_Records shown_

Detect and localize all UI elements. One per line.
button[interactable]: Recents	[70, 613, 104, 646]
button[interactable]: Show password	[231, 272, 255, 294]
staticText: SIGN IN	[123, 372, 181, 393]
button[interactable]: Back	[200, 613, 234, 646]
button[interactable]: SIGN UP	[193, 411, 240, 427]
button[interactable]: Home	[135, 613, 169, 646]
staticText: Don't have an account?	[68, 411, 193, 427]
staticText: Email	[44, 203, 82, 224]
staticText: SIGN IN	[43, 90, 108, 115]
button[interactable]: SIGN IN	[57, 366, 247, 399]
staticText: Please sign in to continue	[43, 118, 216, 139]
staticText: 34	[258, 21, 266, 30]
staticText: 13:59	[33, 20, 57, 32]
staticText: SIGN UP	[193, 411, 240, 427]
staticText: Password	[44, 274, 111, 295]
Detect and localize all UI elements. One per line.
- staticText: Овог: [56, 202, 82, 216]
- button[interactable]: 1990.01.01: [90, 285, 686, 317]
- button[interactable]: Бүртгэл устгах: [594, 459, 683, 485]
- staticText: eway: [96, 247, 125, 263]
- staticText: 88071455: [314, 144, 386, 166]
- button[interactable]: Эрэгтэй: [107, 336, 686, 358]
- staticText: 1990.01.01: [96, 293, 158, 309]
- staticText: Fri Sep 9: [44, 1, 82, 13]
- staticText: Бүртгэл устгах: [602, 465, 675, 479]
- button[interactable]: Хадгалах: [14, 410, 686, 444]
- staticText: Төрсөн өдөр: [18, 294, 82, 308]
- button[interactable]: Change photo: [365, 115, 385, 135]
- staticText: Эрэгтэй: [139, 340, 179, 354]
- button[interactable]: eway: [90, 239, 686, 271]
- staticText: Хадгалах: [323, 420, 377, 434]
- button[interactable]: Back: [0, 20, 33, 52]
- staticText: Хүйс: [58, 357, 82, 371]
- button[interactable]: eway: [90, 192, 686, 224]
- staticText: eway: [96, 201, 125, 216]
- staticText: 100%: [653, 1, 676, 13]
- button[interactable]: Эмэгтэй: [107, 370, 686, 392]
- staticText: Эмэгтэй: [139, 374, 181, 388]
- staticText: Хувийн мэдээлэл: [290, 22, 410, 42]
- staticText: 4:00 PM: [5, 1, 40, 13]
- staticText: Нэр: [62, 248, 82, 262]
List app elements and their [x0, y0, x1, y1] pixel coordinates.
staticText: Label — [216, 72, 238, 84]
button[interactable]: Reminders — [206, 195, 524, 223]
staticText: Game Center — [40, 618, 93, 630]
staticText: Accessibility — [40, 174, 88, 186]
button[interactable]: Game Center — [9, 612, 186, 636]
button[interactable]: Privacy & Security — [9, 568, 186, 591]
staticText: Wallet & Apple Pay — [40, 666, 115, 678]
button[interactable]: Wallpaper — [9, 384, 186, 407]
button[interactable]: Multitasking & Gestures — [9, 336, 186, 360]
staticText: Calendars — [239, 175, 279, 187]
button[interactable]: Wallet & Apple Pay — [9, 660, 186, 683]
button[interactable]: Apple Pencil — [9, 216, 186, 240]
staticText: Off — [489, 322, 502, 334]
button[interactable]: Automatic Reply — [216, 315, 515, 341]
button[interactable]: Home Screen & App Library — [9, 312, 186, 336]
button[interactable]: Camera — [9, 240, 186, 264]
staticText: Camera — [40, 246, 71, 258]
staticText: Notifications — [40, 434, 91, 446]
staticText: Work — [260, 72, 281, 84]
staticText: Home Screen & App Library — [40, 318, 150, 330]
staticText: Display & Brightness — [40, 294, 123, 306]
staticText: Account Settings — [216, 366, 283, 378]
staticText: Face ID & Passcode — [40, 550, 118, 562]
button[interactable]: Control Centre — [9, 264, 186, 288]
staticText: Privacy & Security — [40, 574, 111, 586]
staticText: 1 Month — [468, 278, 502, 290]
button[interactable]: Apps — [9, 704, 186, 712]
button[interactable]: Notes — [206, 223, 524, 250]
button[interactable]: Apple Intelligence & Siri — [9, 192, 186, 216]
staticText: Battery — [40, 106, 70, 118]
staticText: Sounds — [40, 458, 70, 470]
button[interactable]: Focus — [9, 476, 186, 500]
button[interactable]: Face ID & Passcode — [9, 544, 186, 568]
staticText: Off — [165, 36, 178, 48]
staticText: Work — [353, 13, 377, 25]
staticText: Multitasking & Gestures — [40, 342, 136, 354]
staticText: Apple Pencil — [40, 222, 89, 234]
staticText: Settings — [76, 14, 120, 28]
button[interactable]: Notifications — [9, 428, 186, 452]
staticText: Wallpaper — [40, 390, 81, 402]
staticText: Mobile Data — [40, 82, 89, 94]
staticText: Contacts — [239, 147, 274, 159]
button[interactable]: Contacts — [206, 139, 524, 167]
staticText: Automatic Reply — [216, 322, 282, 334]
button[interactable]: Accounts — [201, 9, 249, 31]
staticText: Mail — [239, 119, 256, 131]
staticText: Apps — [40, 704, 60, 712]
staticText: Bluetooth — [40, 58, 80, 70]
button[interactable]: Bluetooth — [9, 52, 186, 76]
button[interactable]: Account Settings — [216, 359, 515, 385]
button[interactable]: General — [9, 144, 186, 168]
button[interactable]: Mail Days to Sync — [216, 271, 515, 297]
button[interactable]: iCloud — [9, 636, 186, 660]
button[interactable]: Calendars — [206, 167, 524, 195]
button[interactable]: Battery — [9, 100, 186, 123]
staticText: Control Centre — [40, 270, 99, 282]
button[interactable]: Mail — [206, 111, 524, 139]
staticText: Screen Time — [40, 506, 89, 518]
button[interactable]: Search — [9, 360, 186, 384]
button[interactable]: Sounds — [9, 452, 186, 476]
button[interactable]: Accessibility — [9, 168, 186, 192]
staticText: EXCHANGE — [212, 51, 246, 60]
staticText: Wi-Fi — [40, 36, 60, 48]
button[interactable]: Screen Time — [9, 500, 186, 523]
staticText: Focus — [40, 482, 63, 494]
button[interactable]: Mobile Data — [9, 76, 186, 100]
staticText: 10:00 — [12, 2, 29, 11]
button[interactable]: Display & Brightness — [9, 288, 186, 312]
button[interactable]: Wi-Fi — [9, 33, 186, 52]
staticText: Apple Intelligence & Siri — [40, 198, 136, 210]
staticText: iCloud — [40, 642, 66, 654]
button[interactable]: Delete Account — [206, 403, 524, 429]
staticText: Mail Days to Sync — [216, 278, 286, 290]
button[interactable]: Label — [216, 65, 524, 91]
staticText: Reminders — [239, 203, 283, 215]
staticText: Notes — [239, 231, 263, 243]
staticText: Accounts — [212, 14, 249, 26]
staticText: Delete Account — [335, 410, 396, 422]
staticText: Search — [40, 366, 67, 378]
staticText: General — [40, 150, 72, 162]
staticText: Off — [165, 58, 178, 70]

_Given exercise_
Pick out every line in the items above that contains the word "Delete", paying attention to case.

_Result of the task_
button[interactable]: Delete Account — [206, 403, 524, 429]
staticText: Delete Account — [335, 410, 396, 422]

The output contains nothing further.